## What you should do
Read the records and gather each line that includes "Altitude".

===== Material provided =====

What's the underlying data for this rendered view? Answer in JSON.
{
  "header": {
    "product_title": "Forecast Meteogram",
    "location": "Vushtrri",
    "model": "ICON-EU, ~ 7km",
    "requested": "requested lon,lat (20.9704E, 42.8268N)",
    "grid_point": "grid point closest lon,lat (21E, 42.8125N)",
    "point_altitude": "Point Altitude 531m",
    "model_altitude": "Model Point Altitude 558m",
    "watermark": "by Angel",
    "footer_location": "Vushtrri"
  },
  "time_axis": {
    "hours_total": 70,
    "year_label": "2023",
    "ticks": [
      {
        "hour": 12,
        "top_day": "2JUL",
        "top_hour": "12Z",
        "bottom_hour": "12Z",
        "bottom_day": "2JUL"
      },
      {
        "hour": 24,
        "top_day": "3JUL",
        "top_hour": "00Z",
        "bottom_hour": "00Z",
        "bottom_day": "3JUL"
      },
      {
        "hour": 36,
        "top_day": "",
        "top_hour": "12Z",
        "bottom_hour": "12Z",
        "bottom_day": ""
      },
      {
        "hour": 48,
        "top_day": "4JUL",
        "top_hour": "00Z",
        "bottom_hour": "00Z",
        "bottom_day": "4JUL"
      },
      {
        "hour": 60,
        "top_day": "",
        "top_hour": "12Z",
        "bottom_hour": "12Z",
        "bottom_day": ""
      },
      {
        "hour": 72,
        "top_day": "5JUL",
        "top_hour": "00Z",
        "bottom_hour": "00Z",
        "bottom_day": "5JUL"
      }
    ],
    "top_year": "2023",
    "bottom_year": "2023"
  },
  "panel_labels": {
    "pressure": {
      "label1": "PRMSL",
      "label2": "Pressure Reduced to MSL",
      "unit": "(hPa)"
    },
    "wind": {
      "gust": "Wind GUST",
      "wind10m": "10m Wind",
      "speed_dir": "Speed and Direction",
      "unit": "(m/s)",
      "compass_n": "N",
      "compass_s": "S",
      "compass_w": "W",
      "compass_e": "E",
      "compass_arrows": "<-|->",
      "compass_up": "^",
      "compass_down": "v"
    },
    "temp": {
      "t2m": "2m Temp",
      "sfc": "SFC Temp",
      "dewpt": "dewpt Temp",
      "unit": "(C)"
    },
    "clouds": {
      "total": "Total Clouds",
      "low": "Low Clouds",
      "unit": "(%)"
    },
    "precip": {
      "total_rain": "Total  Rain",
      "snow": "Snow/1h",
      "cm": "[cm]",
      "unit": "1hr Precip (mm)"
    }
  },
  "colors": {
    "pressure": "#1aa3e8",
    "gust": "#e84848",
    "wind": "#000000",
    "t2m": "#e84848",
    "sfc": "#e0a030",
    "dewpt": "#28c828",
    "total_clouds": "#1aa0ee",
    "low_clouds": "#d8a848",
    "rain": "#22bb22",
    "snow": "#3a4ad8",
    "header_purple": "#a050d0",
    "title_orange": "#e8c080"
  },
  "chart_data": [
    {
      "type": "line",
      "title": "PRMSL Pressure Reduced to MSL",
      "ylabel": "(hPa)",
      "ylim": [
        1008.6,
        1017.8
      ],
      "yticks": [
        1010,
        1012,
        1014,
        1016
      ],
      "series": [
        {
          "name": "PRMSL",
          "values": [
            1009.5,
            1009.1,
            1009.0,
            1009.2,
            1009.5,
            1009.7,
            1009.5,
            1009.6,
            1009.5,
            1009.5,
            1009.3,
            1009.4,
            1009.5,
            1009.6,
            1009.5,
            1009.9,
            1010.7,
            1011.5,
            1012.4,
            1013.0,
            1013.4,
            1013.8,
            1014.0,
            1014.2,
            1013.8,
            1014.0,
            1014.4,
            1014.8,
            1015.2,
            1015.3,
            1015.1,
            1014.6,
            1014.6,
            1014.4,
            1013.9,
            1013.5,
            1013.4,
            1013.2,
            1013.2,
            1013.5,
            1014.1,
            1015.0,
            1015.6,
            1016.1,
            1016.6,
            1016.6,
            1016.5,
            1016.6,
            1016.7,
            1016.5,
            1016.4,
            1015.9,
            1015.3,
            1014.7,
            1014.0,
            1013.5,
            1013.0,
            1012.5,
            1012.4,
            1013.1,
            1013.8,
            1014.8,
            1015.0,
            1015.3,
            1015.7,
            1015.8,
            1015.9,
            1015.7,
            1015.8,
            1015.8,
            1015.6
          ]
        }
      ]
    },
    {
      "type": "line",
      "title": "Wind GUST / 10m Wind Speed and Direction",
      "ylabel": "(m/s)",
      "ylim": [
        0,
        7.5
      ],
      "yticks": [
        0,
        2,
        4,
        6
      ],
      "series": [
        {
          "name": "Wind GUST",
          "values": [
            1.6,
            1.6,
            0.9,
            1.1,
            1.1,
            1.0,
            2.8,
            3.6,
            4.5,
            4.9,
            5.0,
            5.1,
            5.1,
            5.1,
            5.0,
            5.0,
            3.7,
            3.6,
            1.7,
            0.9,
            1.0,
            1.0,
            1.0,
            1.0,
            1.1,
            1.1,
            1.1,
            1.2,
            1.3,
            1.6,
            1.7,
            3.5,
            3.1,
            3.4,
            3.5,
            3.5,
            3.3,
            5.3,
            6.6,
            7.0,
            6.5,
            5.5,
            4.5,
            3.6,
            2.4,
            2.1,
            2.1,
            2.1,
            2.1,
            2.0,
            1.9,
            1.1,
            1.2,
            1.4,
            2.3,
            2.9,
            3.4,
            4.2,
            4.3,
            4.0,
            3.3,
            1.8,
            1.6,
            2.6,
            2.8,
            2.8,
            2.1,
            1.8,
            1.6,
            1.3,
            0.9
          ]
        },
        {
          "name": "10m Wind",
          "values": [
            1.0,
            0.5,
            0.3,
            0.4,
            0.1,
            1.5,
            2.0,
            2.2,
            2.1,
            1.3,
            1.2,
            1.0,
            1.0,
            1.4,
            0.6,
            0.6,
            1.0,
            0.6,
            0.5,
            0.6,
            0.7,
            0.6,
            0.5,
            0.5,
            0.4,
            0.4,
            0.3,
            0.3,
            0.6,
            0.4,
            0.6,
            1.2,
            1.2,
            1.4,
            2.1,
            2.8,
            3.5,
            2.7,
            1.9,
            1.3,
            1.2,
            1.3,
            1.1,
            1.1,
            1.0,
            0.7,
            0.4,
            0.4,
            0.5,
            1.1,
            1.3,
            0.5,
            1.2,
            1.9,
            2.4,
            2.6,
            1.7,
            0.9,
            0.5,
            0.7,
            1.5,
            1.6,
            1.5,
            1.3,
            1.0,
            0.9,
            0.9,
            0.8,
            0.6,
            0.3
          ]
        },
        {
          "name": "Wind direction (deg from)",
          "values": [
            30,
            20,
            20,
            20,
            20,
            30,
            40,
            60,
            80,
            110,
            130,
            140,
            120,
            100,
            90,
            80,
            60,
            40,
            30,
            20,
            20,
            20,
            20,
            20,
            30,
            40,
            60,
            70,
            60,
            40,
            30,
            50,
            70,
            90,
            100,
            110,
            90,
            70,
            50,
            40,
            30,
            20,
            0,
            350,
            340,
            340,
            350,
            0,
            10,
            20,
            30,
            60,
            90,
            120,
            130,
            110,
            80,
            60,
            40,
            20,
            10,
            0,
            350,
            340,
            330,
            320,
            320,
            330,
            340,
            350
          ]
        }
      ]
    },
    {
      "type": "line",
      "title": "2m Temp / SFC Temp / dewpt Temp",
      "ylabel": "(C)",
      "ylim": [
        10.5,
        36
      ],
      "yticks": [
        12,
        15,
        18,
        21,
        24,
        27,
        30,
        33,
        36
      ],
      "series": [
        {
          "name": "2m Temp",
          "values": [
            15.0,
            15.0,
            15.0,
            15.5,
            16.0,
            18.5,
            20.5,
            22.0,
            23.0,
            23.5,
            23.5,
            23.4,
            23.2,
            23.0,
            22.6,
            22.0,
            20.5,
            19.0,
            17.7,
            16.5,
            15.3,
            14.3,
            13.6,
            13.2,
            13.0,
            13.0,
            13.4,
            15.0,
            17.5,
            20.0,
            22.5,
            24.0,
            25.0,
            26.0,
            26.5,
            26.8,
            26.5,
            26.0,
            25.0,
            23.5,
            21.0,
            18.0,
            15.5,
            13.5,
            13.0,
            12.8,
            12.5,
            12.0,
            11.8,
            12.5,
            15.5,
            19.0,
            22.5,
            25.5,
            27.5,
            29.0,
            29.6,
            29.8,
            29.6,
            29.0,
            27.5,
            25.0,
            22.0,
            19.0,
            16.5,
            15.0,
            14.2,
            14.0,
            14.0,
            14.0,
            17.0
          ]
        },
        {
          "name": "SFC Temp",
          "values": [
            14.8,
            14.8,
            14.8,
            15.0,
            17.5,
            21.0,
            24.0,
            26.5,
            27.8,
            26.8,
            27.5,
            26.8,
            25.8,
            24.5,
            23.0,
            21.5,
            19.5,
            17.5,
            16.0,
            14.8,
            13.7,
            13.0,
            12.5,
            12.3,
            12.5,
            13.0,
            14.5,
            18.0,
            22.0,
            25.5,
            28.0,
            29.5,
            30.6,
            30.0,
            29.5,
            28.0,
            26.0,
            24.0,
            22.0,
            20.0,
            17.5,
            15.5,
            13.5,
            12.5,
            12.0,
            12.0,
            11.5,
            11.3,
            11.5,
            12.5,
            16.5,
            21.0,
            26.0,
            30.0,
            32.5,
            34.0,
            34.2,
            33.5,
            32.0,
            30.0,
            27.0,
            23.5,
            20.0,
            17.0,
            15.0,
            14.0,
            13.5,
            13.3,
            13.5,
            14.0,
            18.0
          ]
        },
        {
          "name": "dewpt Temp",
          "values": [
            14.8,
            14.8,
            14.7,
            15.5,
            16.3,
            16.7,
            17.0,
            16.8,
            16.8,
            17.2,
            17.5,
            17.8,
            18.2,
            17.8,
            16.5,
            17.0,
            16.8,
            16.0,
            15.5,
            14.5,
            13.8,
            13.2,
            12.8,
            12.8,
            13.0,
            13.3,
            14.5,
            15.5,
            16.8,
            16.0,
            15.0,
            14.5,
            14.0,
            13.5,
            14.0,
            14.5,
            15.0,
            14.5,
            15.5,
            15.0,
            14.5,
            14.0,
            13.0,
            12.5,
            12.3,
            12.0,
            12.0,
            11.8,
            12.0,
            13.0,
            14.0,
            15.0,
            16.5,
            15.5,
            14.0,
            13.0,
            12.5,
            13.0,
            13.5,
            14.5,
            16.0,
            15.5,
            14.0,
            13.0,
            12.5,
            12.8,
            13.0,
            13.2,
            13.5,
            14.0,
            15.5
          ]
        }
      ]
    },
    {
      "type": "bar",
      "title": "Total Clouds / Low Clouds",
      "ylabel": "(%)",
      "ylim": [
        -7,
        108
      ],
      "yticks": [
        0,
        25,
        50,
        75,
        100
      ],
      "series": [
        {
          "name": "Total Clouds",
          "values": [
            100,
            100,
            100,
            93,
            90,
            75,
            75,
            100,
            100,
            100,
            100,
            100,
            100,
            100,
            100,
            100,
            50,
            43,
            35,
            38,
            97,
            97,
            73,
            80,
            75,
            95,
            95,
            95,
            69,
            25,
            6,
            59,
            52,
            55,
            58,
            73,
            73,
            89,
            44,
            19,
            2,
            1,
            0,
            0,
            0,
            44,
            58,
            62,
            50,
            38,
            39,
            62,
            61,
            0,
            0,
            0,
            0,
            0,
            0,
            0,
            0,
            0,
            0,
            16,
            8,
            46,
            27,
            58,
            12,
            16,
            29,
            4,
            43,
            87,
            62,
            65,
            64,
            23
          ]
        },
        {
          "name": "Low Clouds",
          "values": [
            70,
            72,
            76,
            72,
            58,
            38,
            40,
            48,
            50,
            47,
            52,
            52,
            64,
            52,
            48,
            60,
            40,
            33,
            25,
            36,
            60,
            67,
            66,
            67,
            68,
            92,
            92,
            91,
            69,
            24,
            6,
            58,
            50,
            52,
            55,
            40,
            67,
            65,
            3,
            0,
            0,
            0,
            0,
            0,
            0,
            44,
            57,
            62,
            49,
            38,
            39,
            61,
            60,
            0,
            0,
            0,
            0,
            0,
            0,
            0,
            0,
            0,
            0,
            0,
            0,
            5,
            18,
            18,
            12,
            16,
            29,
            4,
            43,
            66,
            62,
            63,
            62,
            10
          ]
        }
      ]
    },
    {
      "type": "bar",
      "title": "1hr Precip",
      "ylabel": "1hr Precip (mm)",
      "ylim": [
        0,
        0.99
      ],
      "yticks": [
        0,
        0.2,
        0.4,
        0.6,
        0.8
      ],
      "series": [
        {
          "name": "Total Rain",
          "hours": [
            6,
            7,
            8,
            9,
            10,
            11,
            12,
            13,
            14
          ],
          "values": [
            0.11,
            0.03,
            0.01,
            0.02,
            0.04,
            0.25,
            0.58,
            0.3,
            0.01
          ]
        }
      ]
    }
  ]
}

=====

## Task solution
    "point_altitude": "Point Altitude 531m",
    "model_altitude": "Model Point Altitude 558m",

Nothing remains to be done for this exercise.